Problem to work on:
Repeat the material verbatim. Images are excluded from the copy.

** BEGIN **

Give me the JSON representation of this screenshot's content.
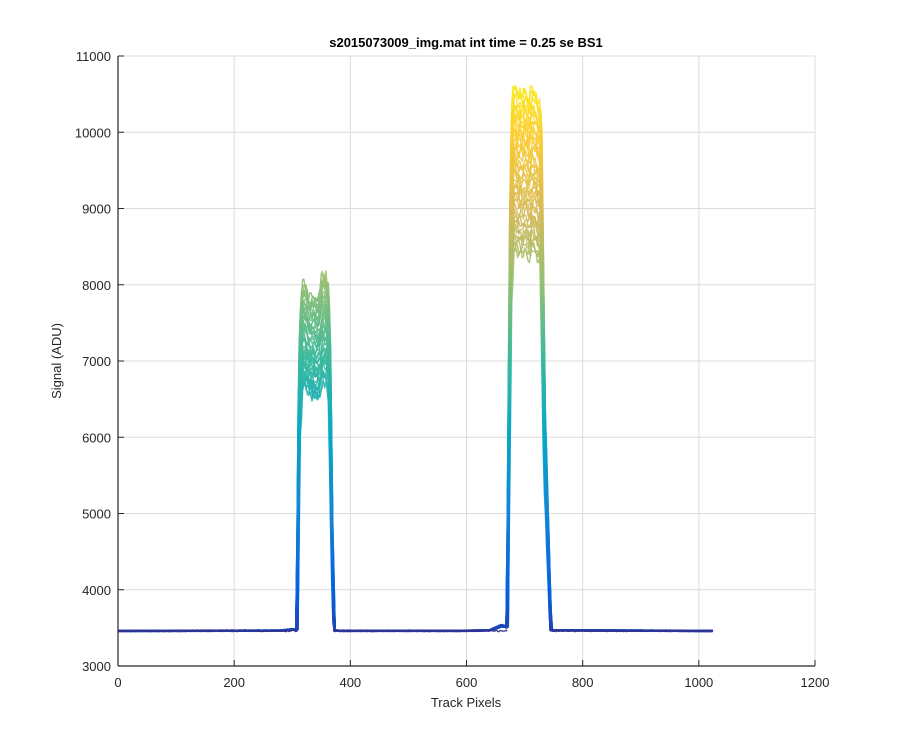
{
  "chart_data": {
    "type": "line",
    "title": "s2015073009_img.mat int time = 0.25 se   BS1",
    "xlabel": "Track Pixels",
    "ylabel": "Signal (ADU)",
    "xlim": [
      0,
      1200
    ],
    "ylim": [
      3000,
      11000
    ],
    "xticks": [
      0,
      200,
      400,
      600,
      800,
      1000,
      1200
    ],
    "yticks": [
      3000,
      4000,
      5000,
      6000,
      7000,
      8000,
      9000,
      10000,
      11000
    ],
    "xtick_labels": [
      "0",
      "200",
      "400",
      "600",
      "800",
      "1000",
      "1200"
    ],
    "ytick_labels": [
      "3000",
      "4000",
      "5000",
      "6000",
      "7000",
      "8000",
      "9000",
      "10000",
      "11000"
    ],
    "grid": true,
    "colormap": "parula",
    "colormap_stops": [
      "#352a87",
      "#0363e1",
      "#1485d4",
      "#06a7c6",
      "#38b99e",
      "#92bf73",
      "#d9ba56",
      "#fcce2e",
      "#f9fb0e"
    ],
    "series_count": 40,
    "baseline": 3460,
    "profile": {
      "x": [
        0,
        280,
        300,
        308,
        312,
        316,
        320,
        324,
        328,
        332,
        336,
        340,
        344,
        348,
        352,
        356,
        360,
        364,
        368,
        372,
        380,
        600,
        640,
        660,
        670,
        676,
        680,
        684,
        688,
        692,
        696,
        700,
        704,
        708,
        712,
        716,
        720,
        724,
        728,
        734,
        745,
        1024
      ],
      "y": [
        3460,
        3465,
        3485,
        3470,
        7000,
        7900,
        8050,
        7980,
        7850,
        7820,
        7860,
        7800,
        7830,
        7900,
        8180,
        8100,
        8150,
        7600,
        5000,
        3470,
        3462,
        3462,
        3470,
        3540,
        3520,
        9500,
        10550,
        10620,
        10500,
        10580,
        10460,
        10600,
        10520,
        10400,
        10610,
        10560,
        10500,
        10350,
        10400,
        6500,
        3470,
        3460
      ]
    }
  }
}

** END **

Result below:
Give me the JSON representation of this screenshot's content.
{
  "chart_data": {
    "type": "line",
    "title": "s2015073009_img.mat int time = 0.25 se   BS1",
    "xlabel": "Track Pixels",
    "ylabel": "Signal (ADU)",
    "xlim": [
      0,
      1200
    ],
    "ylim": [
      3000,
      11000
    ],
    "xticks": [
      0,
      200,
      400,
      600,
      800,
      1000,
      1200
    ],
    "yticks": [
      3000,
      4000,
      5000,
      6000,
      7000,
      8000,
      9000,
      10000,
      11000
    ],
    "xtick_labels": [
      "0",
      "200",
      "400",
      "600",
      "800",
      "1000",
      "1200"
    ],
    "ytick_labels": [
      "3000",
      "4000",
      "5000",
      "6000",
      "7000",
      "8000",
      "9000",
      "10000",
      "11000"
    ],
    "grid": true,
    "colormap": "parula",
    "colormap_stops": [
      "#352a87",
      "#0363e1",
      "#1485d4",
      "#06a7c6",
      "#38b99e",
      "#92bf73",
      "#d9ba56",
      "#fcce2e",
      "#f9fb0e"
    ],
    "series_count": 40,
    "baseline": 3460,
    "profile": {
      "x": [
        0,
        280,
        300,
        308,
        312,
        316,
        320,
        324,
        328,
        332,
        336,
        340,
        344,
        348,
        352,
        356,
        360,
        364,
        368,
        372,
        380,
        600,
        640,
        660,
        670,
        676,
        680,
        684,
        688,
        692,
        696,
        700,
        704,
        708,
        712,
        716,
        720,
        724,
        728,
        734,
        745,
        1024
      ],
      "y": [
        3460,
        3465,
        3485,
        3470,
        7000,
        7900,
        8050,
        7980,
        7850,
        7820,
        7860,
        7800,
        7830,
        7900,
        8180,
        8100,
        8150,
        7600,
        5000,
        3470,
        3462,
        3462,
        3470,
        3540,
        3520,
        9500,
        10550,
        10620,
        10500,
        10580,
        10460,
        10600,
        10520,
        10400,
        10610,
        10560,
        10500,
        10350,
        10400,
        6500,
        3470,
        3460
      ]
    }
  }
}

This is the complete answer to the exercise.